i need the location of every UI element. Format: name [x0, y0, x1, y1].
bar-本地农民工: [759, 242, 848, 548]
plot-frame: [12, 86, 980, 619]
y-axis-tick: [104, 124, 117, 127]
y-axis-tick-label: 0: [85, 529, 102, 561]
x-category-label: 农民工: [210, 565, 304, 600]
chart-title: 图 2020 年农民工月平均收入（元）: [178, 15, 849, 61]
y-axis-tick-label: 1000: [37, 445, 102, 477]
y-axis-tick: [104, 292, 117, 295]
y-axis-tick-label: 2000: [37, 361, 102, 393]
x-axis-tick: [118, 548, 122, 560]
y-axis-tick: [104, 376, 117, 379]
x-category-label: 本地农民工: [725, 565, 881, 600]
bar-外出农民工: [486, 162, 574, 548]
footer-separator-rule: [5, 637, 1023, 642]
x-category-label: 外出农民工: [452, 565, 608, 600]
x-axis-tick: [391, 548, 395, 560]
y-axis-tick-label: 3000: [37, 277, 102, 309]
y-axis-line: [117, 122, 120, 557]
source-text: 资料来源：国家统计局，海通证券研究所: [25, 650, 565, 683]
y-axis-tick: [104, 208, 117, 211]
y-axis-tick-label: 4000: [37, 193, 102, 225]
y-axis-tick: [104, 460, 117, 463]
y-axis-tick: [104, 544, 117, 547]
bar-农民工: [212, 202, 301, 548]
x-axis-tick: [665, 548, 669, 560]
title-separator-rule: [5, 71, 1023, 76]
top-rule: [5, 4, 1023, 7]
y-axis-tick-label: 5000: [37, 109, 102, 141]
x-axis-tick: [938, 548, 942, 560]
# # # # # # #
Written exercise
Copy out every item above line for line, leaving each character unchanged.

Response to the task
i need the location of every UI element. Format: name [x0, y0, x1, y1].
bar-本地农民工: [759, 242, 848, 548]
plot-frame: [12, 86, 980, 619]
y-axis-tick: [104, 124, 117, 127]
y-axis-tick-label: 0: [85, 529, 102, 561]
x-category-label: 农民工: [210, 565, 304, 600]
chart-title: 图 2020 年农民工月平均收入（元）: [178, 15, 849, 61]
y-axis-tick-label: 1000: [37, 445, 102, 477]
y-axis-tick: [104, 292, 117, 295]
y-axis-tick-label: 2000: [37, 361, 102, 393]
x-axis-tick: [118, 548, 122, 560]
y-axis-tick: [104, 376, 117, 379]
x-category-label: 本地农民工: [725, 565, 881, 600]
bar-外出农民工: [486, 162, 574, 548]
footer-separator-rule: [5, 637, 1023, 642]
x-category-label: 外出农民工: [452, 565, 608, 600]
x-axis-tick: [391, 548, 395, 560]
y-axis-tick-label: 3000: [37, 277, 102, 309]
y-axis-line: [117, 122, 120, 557]
source-text: 资料来源：国家统计局，海通证券研究所: [25, 650, 565, 683]
y-axis-tick: [104, 208, 117, 211]
y-axis-tick-label: 4000: [37, 193, 102, 225]
y-axis-tick: [104, 460, 117, 463]
y-axis-tick: [104, 544, 117, 547]
bar-农民工: [212, 202, 301, 548]
x-axis-tick: [665, 548, 669, 560]
title-separator-rule: [5, 71, 1023, 76]
top-rule: [5, 4, 1023, 7]
y-axis-tick-label: 5000: [37, 109, 102, 141]
x-axis-tick: [938, 548, 942, 560]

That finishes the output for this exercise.